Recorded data
%%

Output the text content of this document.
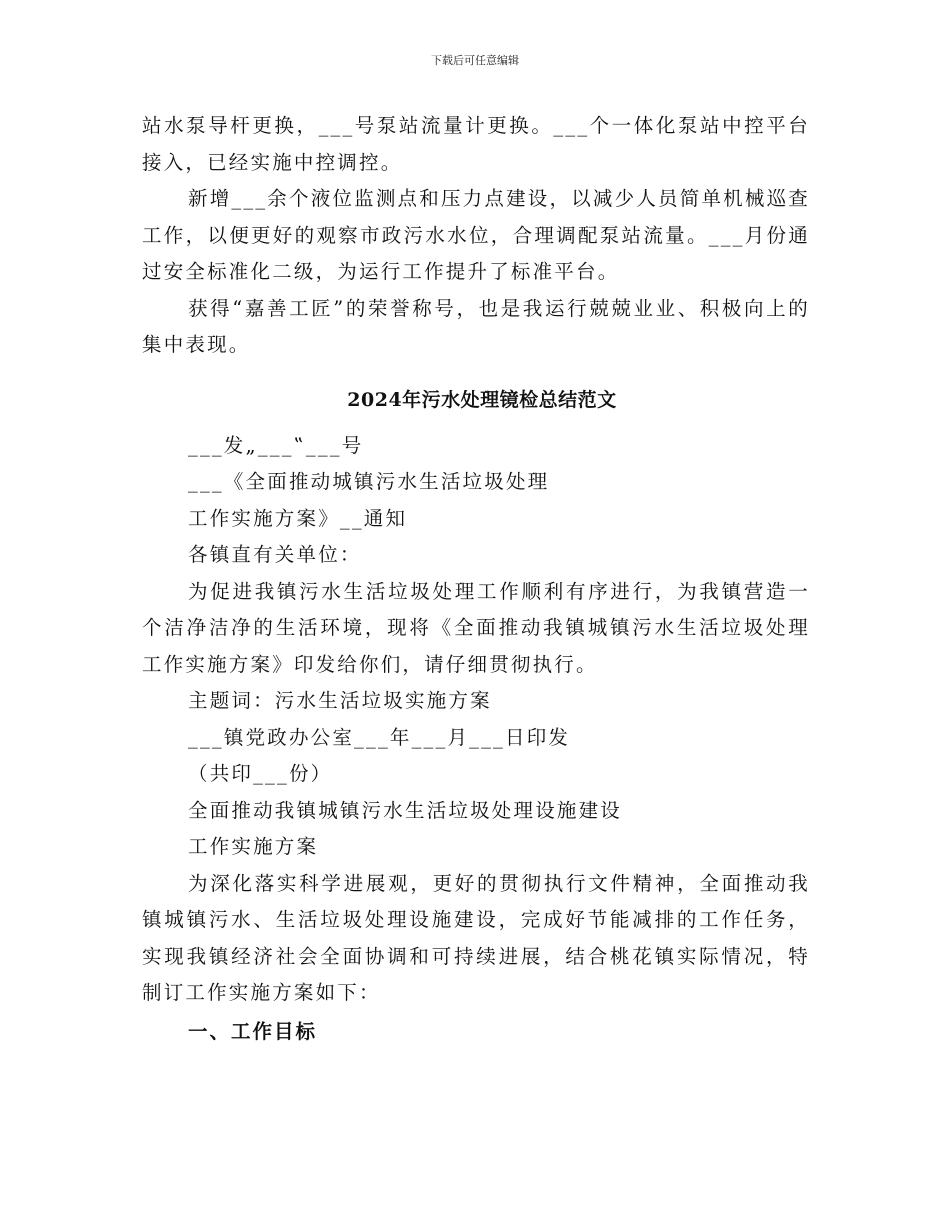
下载后可任意编辑

站水泵导杆更换，___号泵站流量计更换。___个一体化泵站中控平台接入，已经实施中控调控。

新增___余个液位监测点和压力点建设，以减少人员简单机械巡查工作，以便更好的观察市政污水水位，合理调配泵站流量。___月份通过安全标准化二级，为运行工作提升了标准平台。

获得“嘉善工匠”的荣誉称号，也是我运行兢兢业业、积极向上的集中表现。

2024年污水处理镜检总结范文

___发„___‟___号

___《全面推动城镇污水生活垃圾处理

工作实施方案》__通知

各镇直有关单位：

为促进我镇污水生活垃圾处理工作顺利有序进行，为我镇营造一个洁净洁净的生活环境，现将《全面推动我镇城镇污水生活垃圾处理工作实施方案》印发给你们，请仔细贯彻执行。

主题词：污水生活垃圾实施方案

___镇党政办公室___年___月___日印发

（共印___份）

全面推动我镇城镇污水生活垃圾处理设施建设

工作实施方案

为深化落实科学进展观，更好的贯彻执行文件精神，全面推动我镇城镇污水、生活垃圾处理设施建设，完成好节能减排的工作任务，实现我镇经济社会全面协调和可持续进展，结合桃花镇实际情况，特制订工作实施方案如下：

一、工作目标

%%

TASK INSTRUCTIONS: Your copy of the data above should match it exactly, except that pictures are left out.

EXERCISE RESULT:
Output the text content of this document.
下载后可任意编辑

站水泵导杆更换，___号泵站流量计更换。___个一体化泵站中控平台接入，已经实施中控调控。

新增___余个液位监测点和压力点建设，以减少人员简单机械巡查工作，以便更好的观察市政污水水位，合理调配泵站流量。___月份通过安全标准化二级，为运行工作提升了标准平台。

获得“嘉善工匠”的荣誉称号，也是我运行兢兢业业、积极向上的集中表现。

2024年污水处理镜检总结范文

___发„___‟___号

___《全面推动城镇污水生活垃圾处理

工作实施方案》__通知

各镇直有关单位：

为促进我镇污水生活垃圾处理工作顺利有序进行，为我镇营造一个洁净洁净的生活环境，现将《全面推动我镇城镇污水生活垃圾处理工作实施方案》印发给你们，请仔细贯彻执行。

主题词：污水生活垃圾实施方案

___镇党政办公室___年___月___日印发

（共印___份）

全面推动我镇城镇污水生活垃圾处理设施建设

工作实施方案

为深化落实科学进展观，更好的贯彻执行文件精神，全面推动我镇城镇污水、生活垃圾处理设施建设，完成好节能减排的工作任务，实现我镇经济社会全面协调和可持续进展，结合桃花镇实际情况，特制订工作实施方案如下：

一、工作目标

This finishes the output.